Dataset records:
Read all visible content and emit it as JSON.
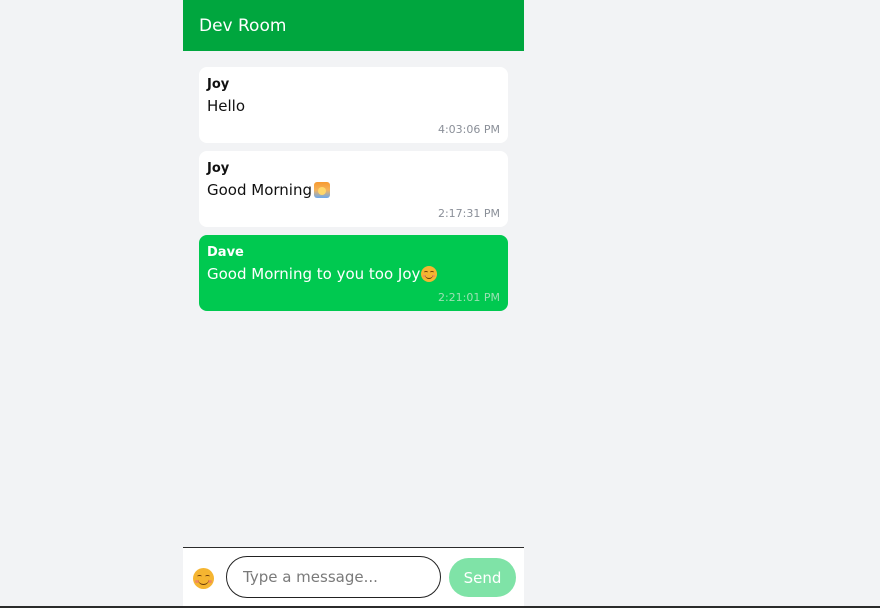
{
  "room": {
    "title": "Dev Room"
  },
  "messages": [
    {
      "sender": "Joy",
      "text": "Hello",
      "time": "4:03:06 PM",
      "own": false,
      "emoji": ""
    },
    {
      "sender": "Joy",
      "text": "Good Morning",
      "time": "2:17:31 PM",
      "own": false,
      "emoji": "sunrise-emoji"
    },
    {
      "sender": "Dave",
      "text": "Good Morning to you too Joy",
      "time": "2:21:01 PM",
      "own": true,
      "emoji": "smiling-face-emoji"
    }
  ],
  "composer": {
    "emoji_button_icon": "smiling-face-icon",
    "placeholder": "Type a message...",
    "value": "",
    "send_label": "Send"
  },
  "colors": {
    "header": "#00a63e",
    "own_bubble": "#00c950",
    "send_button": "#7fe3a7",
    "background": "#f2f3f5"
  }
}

Exercise details: Set down every record once more, word for word, without pictures.

Final result:
Read all visible content and emit it as JSON.
{
  "room": {
    "title": "Dev Room"
  },
  "messages": [
    {
      "sender": "Joy",
      "text": "Hello",
      "time": "4:03:06 PM",
      "own": false,
      "emoji": ""
    },
    {
      "sender": "Joy",
      "text": "Good Morning",
      "time": "2:17:31 PM",
      "own": false,
      "emoji": "sunrise-emoji"
    },
    {
      "sender": "Dave",
      "text": "Good Morning to you too Joy",
      "time": "2:21:01 PM",
      "own": true,
      "emoji": "smiling-face-emoji"
    }
  ],
  "composer": {
    "emoji_button_icon": "smiling-face-icon",
    "placeholder": "Type a message...",
    "value": "",
    "send_label": "Send"
  },
  "colors": {
    "header": "#00a63e",
    "own_bubble": "#00c950",
    "send_button": "#7fe3a7",
    "background": "#f2f3f5"
  }
}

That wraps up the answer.